## STATED PROBLEM
Retype the full set of records. Keep every character identical.

[Dataset entries]
__________

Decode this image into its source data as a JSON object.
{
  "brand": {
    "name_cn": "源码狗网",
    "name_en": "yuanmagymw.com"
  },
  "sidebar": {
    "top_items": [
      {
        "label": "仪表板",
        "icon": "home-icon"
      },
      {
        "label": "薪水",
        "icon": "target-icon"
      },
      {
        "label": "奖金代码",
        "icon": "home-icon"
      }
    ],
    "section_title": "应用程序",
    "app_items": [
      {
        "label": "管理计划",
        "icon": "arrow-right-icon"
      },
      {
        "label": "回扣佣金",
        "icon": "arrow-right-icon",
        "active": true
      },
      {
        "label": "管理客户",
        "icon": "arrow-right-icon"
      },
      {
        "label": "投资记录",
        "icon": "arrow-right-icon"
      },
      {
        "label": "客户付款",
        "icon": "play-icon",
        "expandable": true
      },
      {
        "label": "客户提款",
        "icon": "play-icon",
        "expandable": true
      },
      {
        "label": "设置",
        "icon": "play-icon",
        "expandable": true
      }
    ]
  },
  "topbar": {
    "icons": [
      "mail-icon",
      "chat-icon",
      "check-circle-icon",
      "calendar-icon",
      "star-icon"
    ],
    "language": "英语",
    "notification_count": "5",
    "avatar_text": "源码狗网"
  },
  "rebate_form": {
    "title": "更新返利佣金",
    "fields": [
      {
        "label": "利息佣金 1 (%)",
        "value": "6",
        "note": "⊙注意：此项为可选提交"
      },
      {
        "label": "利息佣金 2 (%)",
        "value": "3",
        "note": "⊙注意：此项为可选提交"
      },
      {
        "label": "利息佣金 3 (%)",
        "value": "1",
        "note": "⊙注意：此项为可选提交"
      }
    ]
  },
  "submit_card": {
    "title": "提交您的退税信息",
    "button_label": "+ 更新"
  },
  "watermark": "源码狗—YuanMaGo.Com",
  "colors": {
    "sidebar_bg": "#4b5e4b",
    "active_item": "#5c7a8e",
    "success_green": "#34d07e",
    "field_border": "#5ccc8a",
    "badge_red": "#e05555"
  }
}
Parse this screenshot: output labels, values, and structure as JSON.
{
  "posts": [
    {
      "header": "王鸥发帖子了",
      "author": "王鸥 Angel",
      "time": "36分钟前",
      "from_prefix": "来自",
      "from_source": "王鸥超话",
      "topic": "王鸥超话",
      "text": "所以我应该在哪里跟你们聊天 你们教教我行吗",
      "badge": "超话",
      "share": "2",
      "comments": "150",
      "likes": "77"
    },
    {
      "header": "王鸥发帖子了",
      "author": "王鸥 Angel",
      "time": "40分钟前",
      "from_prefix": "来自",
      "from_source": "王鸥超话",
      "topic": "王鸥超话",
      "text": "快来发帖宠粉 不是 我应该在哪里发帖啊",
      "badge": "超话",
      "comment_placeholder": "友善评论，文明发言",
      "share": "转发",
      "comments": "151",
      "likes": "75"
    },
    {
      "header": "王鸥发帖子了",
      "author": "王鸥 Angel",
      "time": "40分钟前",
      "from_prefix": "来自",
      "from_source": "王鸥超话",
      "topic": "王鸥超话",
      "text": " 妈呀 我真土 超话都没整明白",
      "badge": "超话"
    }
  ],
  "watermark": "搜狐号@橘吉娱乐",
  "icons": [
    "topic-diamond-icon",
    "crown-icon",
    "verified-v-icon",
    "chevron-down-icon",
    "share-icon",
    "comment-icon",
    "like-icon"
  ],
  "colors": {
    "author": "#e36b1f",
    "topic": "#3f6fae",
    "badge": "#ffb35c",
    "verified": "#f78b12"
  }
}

__________

## THE SOLUTION
Decode this image into its source data as a JSON object.
{
  "brand": {
    "name_cn": "源码狗网",
    "name_en": "yuanmagymw.com"
  },
  "sidebar": {
    "top_items": [
      {
        "label": "仪表板",
        "icon": "home-icon"
      },
      {
        "label": "薪水",
        "icon": "target-icon"
      },
      {
        "label": "奖金代码",
        "icon": "home-icon"
      }
    ],
    "section_title": "应用程序",
    "app_items": [
      {
        "label": "管理计划",
        "icon": "arrow-right-icon"
      },
      {
        "label": "回扣佣金",
        "icon": "arrow-right-icon",
        "active": true
      },
      {
        "label": "管理客户",
        "icon": "arrow-right-icon"
      },
      {
        "label": "投资记录",
        "icon": "arrow-right-icon"
      },
      {
        "label": "客户付款",
        "icon": "play-icon",
        "expandable": true
      },
      {
        "label": "客户提款",
        "icon": "play-icon",
        "expandable": true
      },
      {
        "label": "设置",
        "icon": "play-icon",
        "expandable": true
      }
    ]
  },
  "topbar": {
    "icons": [
      "mail-icon",
      "chat-icon",
      "check-circle-icon",
      "calendar-icon",
      "star-icon"
    ],
    "language": "英语",
    "notification_count": "5",
    "avatar_text": "源码狗网"
  },
  "rebate_form": {
    "title": "更新返利佣金",
    "fields": [
      {
        "label": "利息佣金 1 (%)",
        "value": "6",
        "note": "⊙注意：此项为可选提交"
      },
      {
        "label": "利息佣金 2 (%)",
        "value": "3",
        "note": "⊙注意：此项为可选提交"
      },
      {
        "label": "利息佣金 3 (%)",
        "value": "1",
        "note": "⊙注意：此项为可选提交"
      }
    ]
  },
  "submit_card": {
    "title": "提交您的退税信息",
    "button_label": "+ 更新"
  },
  "watermark": "源码狗—YuanMaGo.Com",
  "colors": {
    "sidebar_bg": "#4b5e4b",
    "active_item": "#5c7a8e",
    "success_green": "#34d07e",
    "field_border": "#5ccc8a",
    "badge_red": "#e05555"
  }
}
Parse this screenshot: output labels, values, and structure as JSON.
{
  "posts": [
    {
      "header": "王鸥发帖子了",
      "author": "王鸥 Angel",
      "time": "36分钟前",
      "from_prefix": "来自",
      "from_source": "王鸥超话",
      "topic": "王鸥超话",
      "text": "所以我应该在哪里跟你们聊天 你们教教我行吗",
      "badge": "超话",
      "share": "2",
      "comments": "150",
      "likes": "77"
    },
    {
      "header": "王鸥发帖子了",
      "author": "王鸥 Angel",
      "time": "40分钟前",
      "from_prefix": "来自",
      "from_source": "王鸥超话",
      "topic": "王鸥超话",
      "text": "快来发帖宠粉 不是 我应该在哪里发帖啊",
      "badge": "超话",
      "comment_placeholder": "友善评论，文明发言",
      "share": "转发",
      "comments": "151",
      "likes": "75"
    },
    {
      "header": "王鸥发帖子了",
      "author": "王鸥 Angel",
      "time": "40分钟前",
      "from_prefix": "来自",
      "from_source": "王鸥超话",
      "topic": "王鸥超话",
      "text": " 妈呀 我真土 超话都没整明白",
      "badge": "超话"
    }
  ],
  "watermark": "搜狐号@橘吉娱乐",
  "icons": [
    "topic-diamond-icon",
    "crown-icon",
    "verified-v-icon",
    "chevron-down-icon",
    "share-icon",
    "comment-icon",
    "like-icon"
  ],
  "colors": {
    "author": "#e36b1f",
    "topic": "#3f6fae",
    "badge": "#ffb35c",
    "verified": "#f78b12"
  }
}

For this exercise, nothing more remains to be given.